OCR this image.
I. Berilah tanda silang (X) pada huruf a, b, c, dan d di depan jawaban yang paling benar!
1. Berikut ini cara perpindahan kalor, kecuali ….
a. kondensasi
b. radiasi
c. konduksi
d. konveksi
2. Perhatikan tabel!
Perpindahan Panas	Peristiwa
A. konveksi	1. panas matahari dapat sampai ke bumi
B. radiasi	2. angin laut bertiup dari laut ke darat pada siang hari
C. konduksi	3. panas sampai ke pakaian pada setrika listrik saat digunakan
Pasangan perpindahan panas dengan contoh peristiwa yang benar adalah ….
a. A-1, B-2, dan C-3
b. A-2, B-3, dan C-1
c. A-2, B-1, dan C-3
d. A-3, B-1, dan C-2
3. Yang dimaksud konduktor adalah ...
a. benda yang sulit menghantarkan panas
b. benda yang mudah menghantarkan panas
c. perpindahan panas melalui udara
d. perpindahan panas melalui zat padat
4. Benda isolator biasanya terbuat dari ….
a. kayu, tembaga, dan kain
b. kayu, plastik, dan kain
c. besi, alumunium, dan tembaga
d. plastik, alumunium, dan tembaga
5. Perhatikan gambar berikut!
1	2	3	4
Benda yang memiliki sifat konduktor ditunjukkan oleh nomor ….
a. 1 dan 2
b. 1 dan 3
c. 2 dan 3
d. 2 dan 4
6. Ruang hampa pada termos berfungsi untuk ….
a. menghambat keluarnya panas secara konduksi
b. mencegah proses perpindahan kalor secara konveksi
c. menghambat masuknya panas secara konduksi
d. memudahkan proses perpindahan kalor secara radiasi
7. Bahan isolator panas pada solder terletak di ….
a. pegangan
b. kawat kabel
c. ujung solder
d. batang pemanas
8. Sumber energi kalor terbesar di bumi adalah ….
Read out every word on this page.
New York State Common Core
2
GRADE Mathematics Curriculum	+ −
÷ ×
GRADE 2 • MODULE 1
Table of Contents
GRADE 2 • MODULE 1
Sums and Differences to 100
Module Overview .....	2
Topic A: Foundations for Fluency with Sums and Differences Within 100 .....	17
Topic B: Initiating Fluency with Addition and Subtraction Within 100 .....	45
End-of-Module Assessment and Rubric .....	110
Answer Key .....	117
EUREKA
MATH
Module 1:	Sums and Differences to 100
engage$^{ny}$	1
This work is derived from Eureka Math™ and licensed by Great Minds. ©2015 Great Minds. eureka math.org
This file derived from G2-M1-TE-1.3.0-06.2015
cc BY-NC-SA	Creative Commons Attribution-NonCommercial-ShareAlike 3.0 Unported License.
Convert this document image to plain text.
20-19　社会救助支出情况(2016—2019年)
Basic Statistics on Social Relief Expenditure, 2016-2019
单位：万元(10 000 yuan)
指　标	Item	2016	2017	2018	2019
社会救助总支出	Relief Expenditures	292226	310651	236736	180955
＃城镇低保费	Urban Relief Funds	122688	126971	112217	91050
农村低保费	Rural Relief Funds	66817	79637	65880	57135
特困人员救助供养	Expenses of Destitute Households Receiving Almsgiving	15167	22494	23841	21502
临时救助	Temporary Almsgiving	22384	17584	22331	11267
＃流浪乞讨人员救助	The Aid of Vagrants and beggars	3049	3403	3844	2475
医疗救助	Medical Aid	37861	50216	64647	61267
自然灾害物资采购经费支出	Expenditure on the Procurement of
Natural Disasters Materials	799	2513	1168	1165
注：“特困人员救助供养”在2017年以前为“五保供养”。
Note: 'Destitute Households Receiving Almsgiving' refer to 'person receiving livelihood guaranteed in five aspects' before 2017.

+ + + +

**Written task**
Repeat the material above in full, keeping every word.

**The result**
OCR this image.
I. Berilah tanda silang (X) pada huruf a, b, c, dan d di depan jawaban yang paling benar!
1. Berikut ini cara perpindahan kalor, kecuali ….
a. kondensasi
b. radiasi
c. konduksi
d. konveksi
2. Perhatikan tabel!
Perpindahan Panas	Peristiwa
A. konveksi	1. panas matahari dapat sampai ke bumi
B. radiasi	2. angin laut bertiup dari laut ke darat pada siang hari
C. konduksi	3. panas sampai ke pakaian pada setrika listrik saat digunakan
Pasangan perpindahan panas dengan contoh peristiwa yang benar adalah ….
a. A-1, B-2, dan C-3
b. A-2, B-3, dan C-1
c. A-2, B-1, dan C-3
d. A-3, B-1, dan C-2
3. Yang dimaksud konduktor adalah ...
a. benda yang sulit menghantarkan panas
b. benda yang mudah menghantarkan panas
c. perpindahan panas melalui udara
d. perpindahan panas melalui zat padat
4. Benda isolator biasanya terbuat dari ….
a. kayu, tembaga, dan kain
b. kayu, plastik, dan kain
c. besi, alumunium, dan tembaga
d. plastik, alumunium, dan tembaga
5. Perhatikan gambar berikut!
1	2	3	4
Benda yang memiliki sifat konduktor ditunjukkan oleh nomor ….
a. 1 dan 2
b. 1 dan 3
c. 2 dan 3
d. 2 dan 4
6. Ruang hampa pada termos berfungsi untuk ….
a. menghambat keluarnya panas secara konduksi
b. mencegah proses perpindahan kalor secara konveksi
c. menghambat masuknya panas secara konduksi
d. memudahkan proses perpindahan kalor secara radiasi
7. Bahan isolator panas pada solder terletak di ….
a. pegangan
b. kawat kabel
c. ujung solder
d. batang pemanas
8. Sumber energi kalor terbesar di bumi adalah ….
Read out every word on this page.
New York State Common Core
2
GRADE Mathematics Curriculum	+ −
÷ ×
GRADE 2 • MODULE 1
Table of Contents
GRADE 2 • MODULE 1
Sums and Differences to 100
Module Overview .....	2
Topic A: Foundations for Fluency with Sums and Differences Within 100 .....	17
Topic B: Initiating Fluency with Addition and Subtraction Within 100 .....	45
End-of-Module Assessment and Rubric .....	110
Answer Key .....	117
EUREKA
MATH
Module 1:	Sums and Differences to 100
engage$^{ny}$	1
This work is derived from Eureka Math™ and licensed by Great Minds. ©2015 Great Minds. eureka math.org
This file derived from G2-M1-TE-1.3.0-06.2015
cc BY-NC-SA	Creative Commons Attribution-NonCommercial-ShareAlike 3.0 Unported License.
Convert this document image to plain text.
20-19　社会救助支出情况(2016—2019年)
Basic Statistics on Social Relief Expenditure, 2016-2019
单位：万元(10 000 yuan)
指　标	Item	2016	2017	2018	2019
社会救助总支出	Relief Expenditures	292226	310651	236736	180955
＃城镇低保费	Urban Relief Funds	122688	126971	112217	91050
农村低保费	Rural Relief Funds	66817	79637	65880	57135
特困人员救助供养	Expenses of Destitute Households Receiving Almsgiving	15167	22494	23841	21502
临时救助	Temporary Almsgiving	22384	17584	22331	11267
＃流浪乞讨人员救助	The Aid of Vagrants and beggars	3049	3403	3844	2475
医疗救助	Medical Aid	37861	50216	64647	61267
自然灾害物资采购经费支出	Expenditure on the Procurement of
Natural Disasters Materials	799	2513	1168	1165
注：“特困人员救助供养”在2017年以前为“五保供养”。
Note: 'Destitute Households Receiving Almsgiving' refer to 'person receiving livelihood guaranteed in five aspects' before 2017.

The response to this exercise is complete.